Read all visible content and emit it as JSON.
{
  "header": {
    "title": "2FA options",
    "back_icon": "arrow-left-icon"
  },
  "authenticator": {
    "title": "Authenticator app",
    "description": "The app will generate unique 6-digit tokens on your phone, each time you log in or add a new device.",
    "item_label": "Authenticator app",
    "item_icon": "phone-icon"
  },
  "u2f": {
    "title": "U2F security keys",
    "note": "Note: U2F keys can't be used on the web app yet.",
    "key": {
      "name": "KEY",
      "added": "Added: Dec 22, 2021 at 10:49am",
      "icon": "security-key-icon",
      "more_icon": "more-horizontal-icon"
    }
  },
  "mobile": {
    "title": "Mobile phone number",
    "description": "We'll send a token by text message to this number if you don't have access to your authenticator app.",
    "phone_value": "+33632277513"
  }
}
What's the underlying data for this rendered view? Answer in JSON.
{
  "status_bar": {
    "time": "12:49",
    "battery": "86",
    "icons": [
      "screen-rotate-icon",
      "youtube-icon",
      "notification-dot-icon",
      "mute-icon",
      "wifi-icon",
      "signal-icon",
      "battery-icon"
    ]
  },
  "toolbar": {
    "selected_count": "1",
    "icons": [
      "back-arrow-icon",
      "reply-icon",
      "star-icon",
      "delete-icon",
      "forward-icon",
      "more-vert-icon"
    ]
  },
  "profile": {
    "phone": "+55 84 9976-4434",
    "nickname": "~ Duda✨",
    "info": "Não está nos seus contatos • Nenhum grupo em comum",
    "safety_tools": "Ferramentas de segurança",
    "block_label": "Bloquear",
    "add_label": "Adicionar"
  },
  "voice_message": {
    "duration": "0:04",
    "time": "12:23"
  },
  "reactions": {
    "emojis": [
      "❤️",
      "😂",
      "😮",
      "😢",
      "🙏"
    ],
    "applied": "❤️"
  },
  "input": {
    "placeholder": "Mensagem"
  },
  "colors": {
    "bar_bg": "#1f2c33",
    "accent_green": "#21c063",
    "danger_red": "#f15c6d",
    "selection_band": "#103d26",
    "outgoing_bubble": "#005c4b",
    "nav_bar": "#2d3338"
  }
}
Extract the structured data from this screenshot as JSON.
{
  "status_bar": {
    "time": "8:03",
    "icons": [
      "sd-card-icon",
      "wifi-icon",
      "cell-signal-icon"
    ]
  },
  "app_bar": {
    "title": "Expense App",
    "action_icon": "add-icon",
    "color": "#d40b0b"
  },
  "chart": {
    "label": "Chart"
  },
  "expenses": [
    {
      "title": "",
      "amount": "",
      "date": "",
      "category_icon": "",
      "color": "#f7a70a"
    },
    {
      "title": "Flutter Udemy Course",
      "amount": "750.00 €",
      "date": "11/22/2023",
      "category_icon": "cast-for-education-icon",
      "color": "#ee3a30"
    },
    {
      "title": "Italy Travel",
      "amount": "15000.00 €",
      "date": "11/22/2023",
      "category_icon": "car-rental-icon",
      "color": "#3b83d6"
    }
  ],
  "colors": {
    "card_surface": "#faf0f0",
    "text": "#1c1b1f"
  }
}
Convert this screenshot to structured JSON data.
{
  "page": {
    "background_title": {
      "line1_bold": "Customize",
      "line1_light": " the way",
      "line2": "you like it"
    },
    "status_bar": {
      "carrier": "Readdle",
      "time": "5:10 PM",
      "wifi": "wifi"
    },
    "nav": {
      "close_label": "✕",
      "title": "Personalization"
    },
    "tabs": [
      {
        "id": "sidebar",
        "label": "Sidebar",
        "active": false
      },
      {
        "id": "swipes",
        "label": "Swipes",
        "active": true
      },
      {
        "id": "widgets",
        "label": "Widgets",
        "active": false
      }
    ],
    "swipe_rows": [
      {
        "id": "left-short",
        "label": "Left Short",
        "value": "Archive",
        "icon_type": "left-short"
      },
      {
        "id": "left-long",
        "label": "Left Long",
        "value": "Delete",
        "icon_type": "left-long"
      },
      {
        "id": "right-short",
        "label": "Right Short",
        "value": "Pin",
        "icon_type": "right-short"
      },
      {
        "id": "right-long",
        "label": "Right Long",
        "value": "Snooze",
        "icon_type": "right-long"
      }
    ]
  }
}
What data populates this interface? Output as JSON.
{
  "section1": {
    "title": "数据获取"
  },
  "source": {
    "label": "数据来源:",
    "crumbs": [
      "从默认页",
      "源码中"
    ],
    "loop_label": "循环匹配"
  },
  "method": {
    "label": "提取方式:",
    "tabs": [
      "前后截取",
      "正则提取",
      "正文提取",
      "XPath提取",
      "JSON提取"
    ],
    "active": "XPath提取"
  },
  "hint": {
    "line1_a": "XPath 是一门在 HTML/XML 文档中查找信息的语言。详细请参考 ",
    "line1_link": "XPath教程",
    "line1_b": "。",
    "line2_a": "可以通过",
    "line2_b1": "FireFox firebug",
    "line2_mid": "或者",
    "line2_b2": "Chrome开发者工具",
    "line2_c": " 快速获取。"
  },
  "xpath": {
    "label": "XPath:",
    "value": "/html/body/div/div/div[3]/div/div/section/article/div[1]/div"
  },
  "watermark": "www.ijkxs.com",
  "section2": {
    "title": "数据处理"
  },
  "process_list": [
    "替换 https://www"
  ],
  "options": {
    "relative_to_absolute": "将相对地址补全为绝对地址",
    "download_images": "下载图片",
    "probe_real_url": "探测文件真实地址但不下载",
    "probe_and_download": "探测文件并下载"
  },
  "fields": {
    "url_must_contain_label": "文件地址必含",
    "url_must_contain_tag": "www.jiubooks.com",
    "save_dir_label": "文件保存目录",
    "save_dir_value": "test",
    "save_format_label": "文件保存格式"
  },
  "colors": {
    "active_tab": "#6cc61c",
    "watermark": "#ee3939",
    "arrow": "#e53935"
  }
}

WHAT THE EXERCISE ASKS – Emit the full listing verbatim.

OUTPUT FOR THIS TASK –
Read all visible content and emit it as JSON.
{
  "header": {
    "title": "2FA options",
    "back_icon": "arrow-left-icon"
  },
  "authenticator": {
    "title": "Authenticator app",
    "description": "The app will generate unique 6-digit tokens on your phone, each time you log in or add a new device.",
    "item_label": "Authenticator app",
    "item_icon": "phone-icon"
  },
  "u2f": {
    "title": "U2F security keys",
    "note": "Note: U2F keys can't be used on the web app yet.",
    "key": {
      "name": "KEY",
      "added": "Added: Dec 22, 2021 at 10:49am",
      "icon": "security-key-icon",
      "more_icon": "more-horizontal-icon"
    }
  },
  "mobile": {
    "title": "Mobile phone number",
    "description": "We'll send a token by text message to this number if you don't have access to your authenticator app.",
    "phone_value": "+33632277513"
  }
}
What's the underlying data for this rendered view? Answer in JSON.
{
  "status_bar": {
    "time": "12:49",
    "battery": "86",
    "icons": [
      "screen-rotate-icon",
      "youtube-icon",
      "notification-dot-icon",
      "mute-icon",
      "wifi-icon",
      "signal-icon",
      "battery-icon"
    ]
  },
  "toolbar": {
    "selected_count": "1",
    "icons": [
      "back-arrow-icon",
      "reply-icon",
      "star-icon",
      "delete-icon",
      "forward-icon",
      "more-vert-icon"
    ]
  },
  "profile": {
    "phone": "+55 84 9976-4434",
    "nickname": "~ Duda✨",
    "info": "Não está nos seus contatos • Nenhum grupo em comum",
    "safety_tools": "Ferramentas de segurança",
    "block_label": "Bloquear",
    "add_label": "Adicionar"
  },
  "voice_message": {
    "duration": "0:04",
    "time": "12:23"
  },
  "reactions": {
    "emojis": [
      "❤️",
      "😂",
      "😮",
      "😢",
      "🙏"
    ],
    "applied": "❤️"
  },
  "input": {
    "placeholder": "Mensagem"
  },
  "colors": {
    "bar_bg": "#1f2c33",
    "accent_green": "#21c063",
    "danger_red": "#f15c6d",
    "selection_band": "#103d26",
    "outgoing_bubble": "#005c4b",
    "nav_bar": "#2d3338"
  }
}
Extract the structured data from this screenshot as JSON.
{
  "status_bar": {
    "time": "8:03",
    "icons": [
      "sd-card-icon",
      "wifi-icon",
      "cell-signal-icon"
    ]
  },
  "app_bar": {
    "title": "Expense App",
    "action_icon": "add-icon",
    "color": "#d40b0b"
  },
  "chart": {
    "label": "Chart"
  },
  "expenses": [
    {
      "title": "",
      "amount": "",
      "date": "",
      "category_icon": "",
      "color": "#f7a70a"
    },
    {
      "title": "Flutter Udemy Course",
      "amount": "750.00 €",
      "date": "11/22/2023",
      "category_icon": "cast-for-education-icon",
      "color": "#ee3a30"
    },
    {
      "title": "Italy Travel",
      "amount": "15000.00 €",
      "date": "11/22/2023",
      "category_icon": "car-rental-icon",
      "color": "#3b83d6"
    }
  ],
  "colors": {
    "card_surface": "#faf0f0",
    "text": "#1c1b1f"
  }
}
Convert this screenshot to structured JSON data.
{
  "page": {
    "background_title": {
      "line1_bold": "Customize",
      "line1_light": " the way",
      "line2": "you like it"
    },
    "status_bar": {
      "carrier": "Readdle",
      "time": "5:10 PM",
      "wifi": "wifi"
    },
    "nav": {
      "close_label": "✕",
      "title": "Personalization"
    },
    "tabs": [
      {
        "id": "sidebar",
        "label": "Sidebar",
        "active": false
      },
      {
        "id": "swipes",
        "label": "Swipes",
        "active": true
      },
      {
        "id": "widgets",
        "label": "Widgets",
        "active": false
      }
    ],
    "swipe_rows": [
      {
        "id": "left-short",
        "label": "Left Short",
        "value": "Archive",
        "icon_type": "left-short"
      },
      {
        "id": "left-long",
        "label": "Left Long",
        "value": "Delete",
        "icon_type": "left-long"
      },
      {
        "id": "right-short",
        "label": "Right Short",
        "value": "Pin",
        "icon_type": "right-short"
      },
      {
        "id": "right-long",
        "label": "Right Long",
        "value": "Snooze",
        "icon_type": "right-long"
      }
    ]
  }
}
What data populates this interface? Output as JSON.
{
  "section1": {
    "title": "数据获取"
  },
  "source": {
    "label": "数据来源:",
    "crumbs": [
      "从默认页",
      "源码中"
    ],
    "loop_label": "循环匹配"
  },
  "method": {
    "label": "提取方式:",
    "tabs": [
      "前后截取",
      "正则提取",
      "正文提取",
      "XPath提取",
      "JSON提取"
    ],
    "active": "XPath提取"
  },
  "hint": {
    "line1_a": "XPath 是一门在 HTML/XML 文档中查找信息的语言。详细请参考 ",
    "line1_link": "XPath教程",
    "line1_b": "。",
    "line2_a": "可以通过",
    "line2_b1": "FireFox firebug",
    "line2_mid": "或者",
    "line2_b2": "Chrome开发者工具",
    "line2_c": " 快速获取。"
  },
  "xpath": {
    "label": "XPath:",
    "value": "/html/body/div/div/div[3]/div/div/section/article/div[1]/div"
  },
  "watermark": "www.ijkxs.com",
  "section2": {
    "title": "数据处理"
  },
  "process_list": [
    "替换 https://www"
  ],
  "options": {
    "relative_to_absolute": "将相对地址补全为绝对地址",
    "download_images": "下载图片",
    "probe_real_url": "探测文件真实地址但不下载",
    "probe_and_download": "探测文件并下载"
  },
  "fields": {
    "url_must_contain_label": "文件地址必含",
    "url_must_contain_tag": "www.jiubooks.com",
    "save_dir_label": "文件保存目录",
    "save_dir_value": "test",
    "save_format_label": "文件保存格式"
  },
  "colors": {
    "active_tab": "#6cc61c",
    "watermark": "#ee3939",
    "arrow": "#e53935"
  }
}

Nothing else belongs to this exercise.